Aim of the exercise »
Pictures are not part of the copy; repeat everything else in the records exactly.

-- start of Given records --

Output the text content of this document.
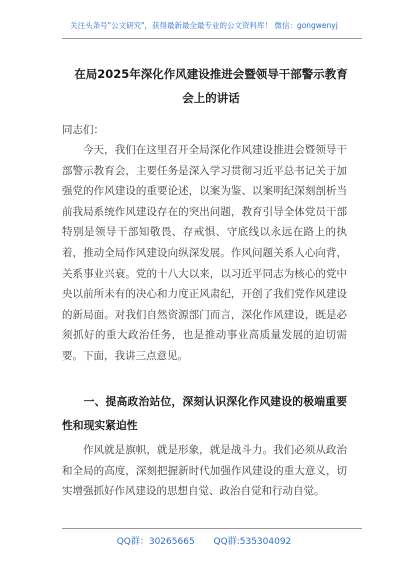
关注头条号"公文研究"，获得最新最全最专业的公文资料库！ 微信：gongwenyj
在局2025年深化作风建设推进会暨领导干部警示教育会上的讲话
同志们：
今天，我们在这里召开全局深化作风建设推进会暨领导干部警示教育会，主要任务是深入学习贯彻习近平总书记关于加强党的作风建设的重要论述，以案为鉴、以案明纪深刻剖析当前我局系统作风建设存在的突出问题，教育引导全体党员干部特别是领导干部知敬畏、存戒惧、守底线以永远在路上的执着，推动全局作风建设向纵深发展。作风问题关系人心向背，关系事业兴衰。党的十八大以来，以习近平同志为核心的党中央以前所未有的决心和力度正风肃纪，开创了我们党作风建设的新局面。对我们自然资源部门而言，深化作风建设，既是必须抓好的重大政治任务，也是推动事业高质量发展的迫切需要。下面，我讲三点意见。
一、提高政治站位，深刻认识深化作风建设的极端重要性和现实紧迫性
作风就是旗帜，就是形象，就是战斗力。我们必须从政治和全局的高度，深刻把握新时代加强作风建设的重大意义，切实增强抓好作风建设的思想自觉、政治自觉和行动自觉。
QQ群：30265665 QQ群:535304092
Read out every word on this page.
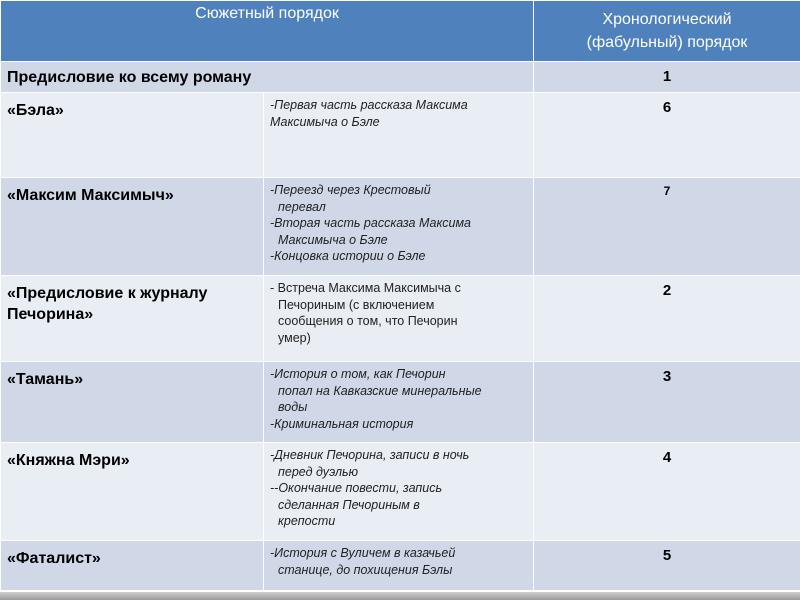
Сюжетный порядок		Хронологический
(фабульный) порядок

Предисловие ко всему роману		1
«Бэла»	-Первая часть рассказа Максима
Максимыча о Бэле	6
«Максим Максимыч»	-Переезд через Крестовый
перевал
-Вторая часть рассказа Максима
Максимыча о Бэле
-Концовка истории о Бэле	7

«Предисловие к журналу
Печорина»	- Встреча Максима Максимыча с
Печориным (с включением
сообщения о том, что Печорин
умер)	2
«Тамань»	-История о том, как Печорин
попал на Кавказские минеральные
воды
-Криминальная история	3
«Княжна Мэри»	-Дневник Печорина, записи в ночь
перед дуэлью
--Окончание повести, запись
сделанная Печориным в
крепости	4
«Фаталист»	-История с Вуличем в казачьей
станице, до похищения Бэлы	5
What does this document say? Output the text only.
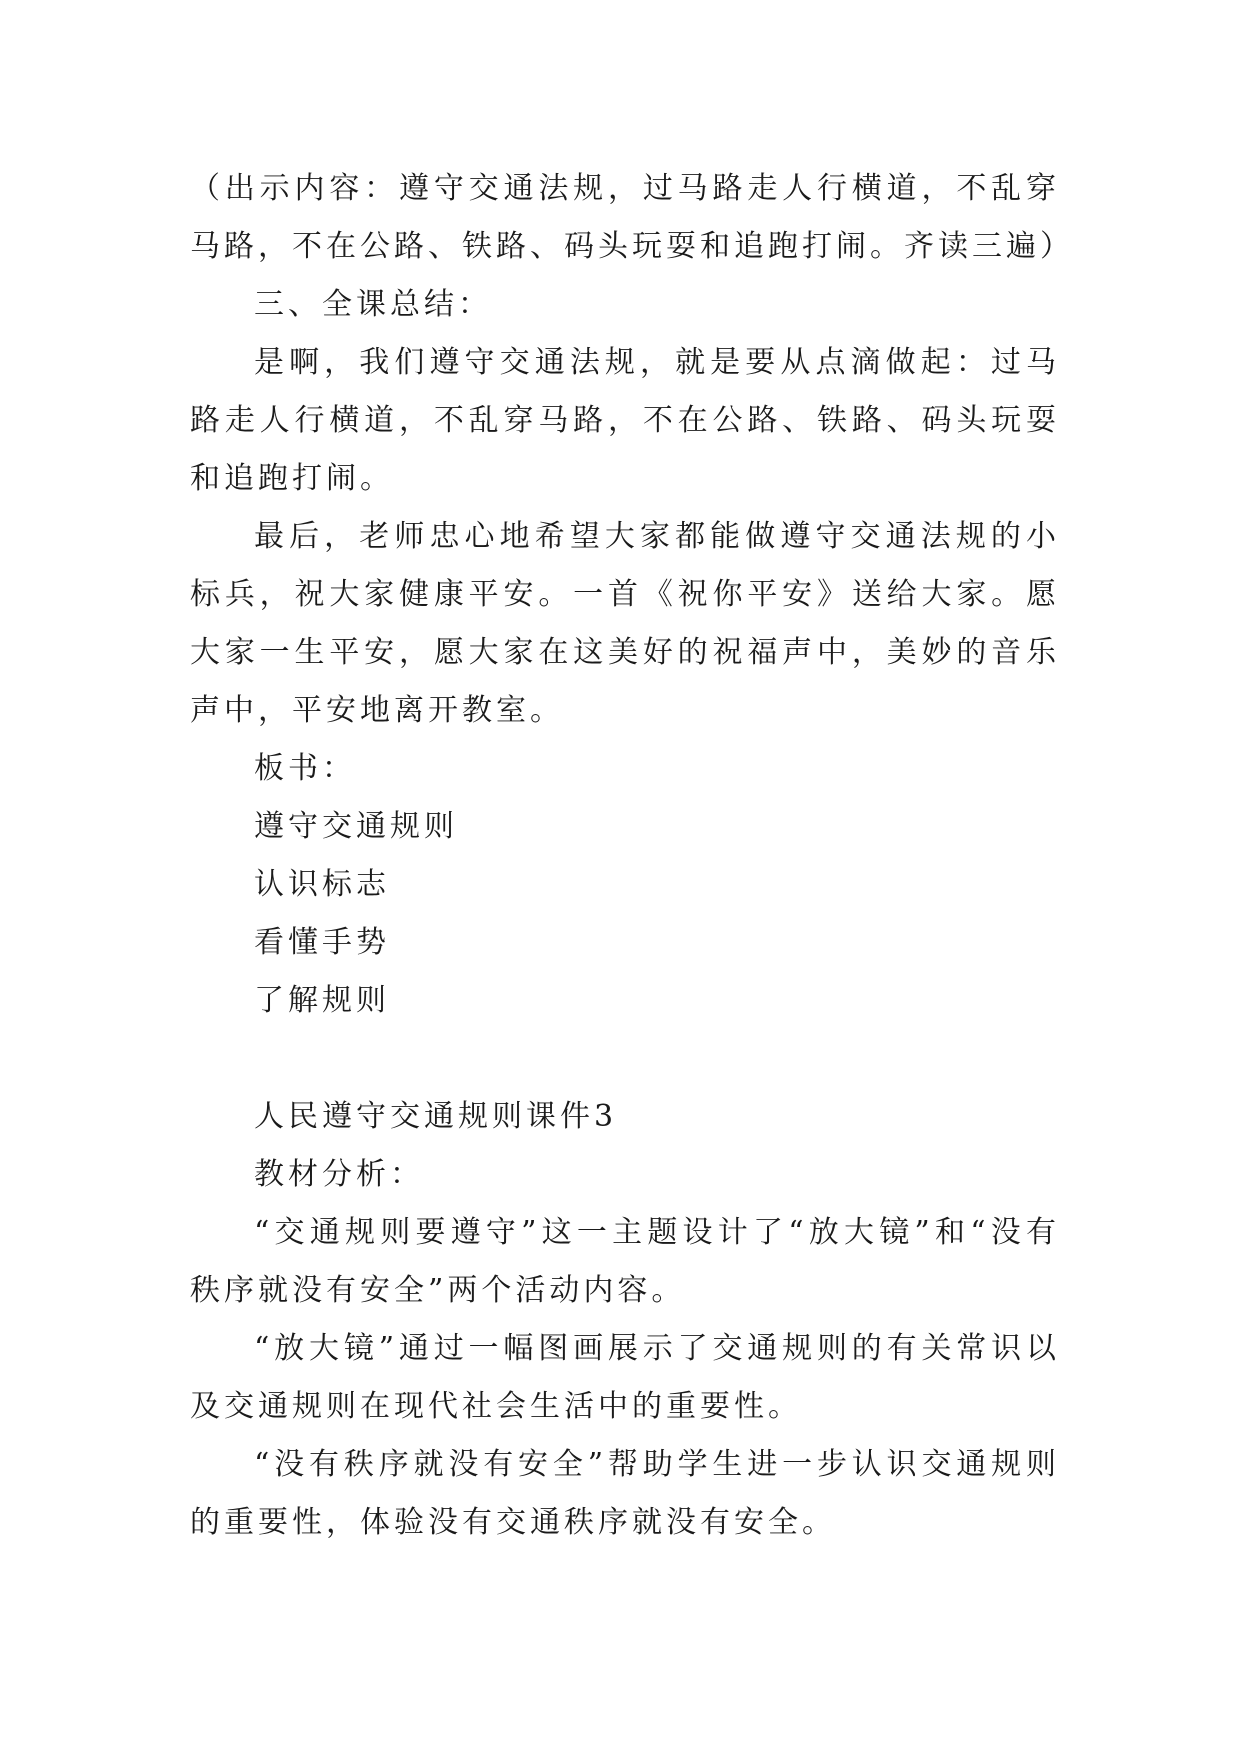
（出示内容：遵守交通法规，过马路走人行横道，不乱穿马路，不在公路、铁路、码头玩耍和追跑打闹。齐读三遍）

三、全课总结：

是啊，我们遵守交通法规，就是要从点滴做起：过马路走人行横道，不乱穿马路，不在公路、铁路、码头玩耍和追跑打闹。

最后，老师忠心地希望大家都能做遵守交通法规的小标兵，祝大家健康平安。一首《祝你平安》送给大家。愿大家一生平安，愿大家在这美好的祝福声中，美妙的音乐声中，平安地离开教室。

板书：

遵守交通规则

认识标志

看懂手势

了解规则

人民遵守交通规则课件3

教材分析：

“交通规则要遵守”这一主题设计了“放大镜”和“没有秩序就没有安全”两个活动内容。

“放大镜”通过一幅图画展示了交通规则的有关常识以及交通规则在现代社会生活中的重要性。

“没有秩序就没有安全”帮助学生进一步认识交通规则的重要性，体验没有交通秩序就没有安全。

-- end of Given records --

Exercise response »
Output the text content of this document.
关注头条号"公文研究"，获得最新最全最专业的公文资料库！ 微信：gongwenyj
在局2025年深化作风建设推进会暨领导干部警示教育会上的讲话
同志们：
今天，我们在这里召开全局深化作风建设推进会暨领导干部警示教育会，主要任务是深入学习贯彻习近平总书记关于加强党的作风建设的重要论述，以案为鉴、以案明纪深刻剖析当前我局系统作风建设存在的突出问题，教育引导全体党员干部特别是领导干部知敬畏、存戒惧、守底线以永远在路上的执着，推动全局作风建设向纵深发展。作风问题关系人心向背，关系事业兴衰。党的十八大以来，以习近平同志为核心的党中央以前所未有的决心和力度正风肃纪，开创了我们党作风建设的新局面。对我们自然资源部门而言，深化作风建设，既是必须抓好的重大政治任务，也是推动事业高质量发展的迫切需要。下面，我讲三点意见。
一、提高政治站位，深刻认识深化作风建设的极端重要性和现实紧迫性
作风就是旗帜，就是形象，就是战斗力。我们必须从政治和全局的高度，深刻把握新时代加强作风建设的重大意义，切实增强抓好作风建设的思想自觉、政治自觉和行动自觉。
QQ群：30265665 QQ群:535304092
Read out every word on this page.
Сюжетный порядок		Хронологический
(фабульный) порядок

Предисловие ко всему роману		1
«Бэла»	-Первая часть рассказа Максима
Максимыча о Бэле	6
«Максим Максимыч»	-Переезд через Крестовый
перевал
-Вторая часть рассказа Максима
Максимыча о Бэле
-Концовка истории о Бэле	7

«Предисловие к журналу
Печорина»	- Встреча Максима Максимыча с
Печориным (с включением
сообщения о том, что Печорин
умер)	2
«Тамань»	-История о том, как Печорин
попал на Кавказские минеральные
воды
-Криминальная история	3
«Княжна Мэри»	-Дневник Печорина, записи в ночь
перед дуэлью
--Окончание повести, запись
сделанная Печориным в
крепости	4
«Фаталист»	-История с Вуличем в казачьей
станице, до похищения Бэлы	5
What does this document say? Output the text only.
（出示内容：遵守交通法规，过马路走人行横道，不乱穿马路，不在公路、铁路、码头玩耍和追跑打闹。齐读三遍）

三、全课总结：

是啊，我们遵守交通法规，就是要从点滴做起：过马路走人行横道，不乱穿马路，不在公路、铁路、码头玩耍和追跑打闹。

最后，老师忠心地希望大家都能做遵守交通法规的小标兵，祝大家健康平安。一首《祝你平安》送给大家。愿大家一生平安，愿大家在这美好的祝福声中，美妙的音乐声中，平安地离开教室。

板书：

遵守交通规则

认识标志

看懂手势

了解规则

人民遵守交通规则课件3

教材分析：

“交通规则要遵守”这一主题设计了“放大镜”和“没有秩序就没有安全”两个活动内容。

“放大镜”通过一幅图画展示了交通规则的有关常识以及交通规则在现代社会生活中的重要性。

“没有秩序就没有安全”帮助学生进一步认识交通规则的重要性，体验没有交通秩序就没有安全。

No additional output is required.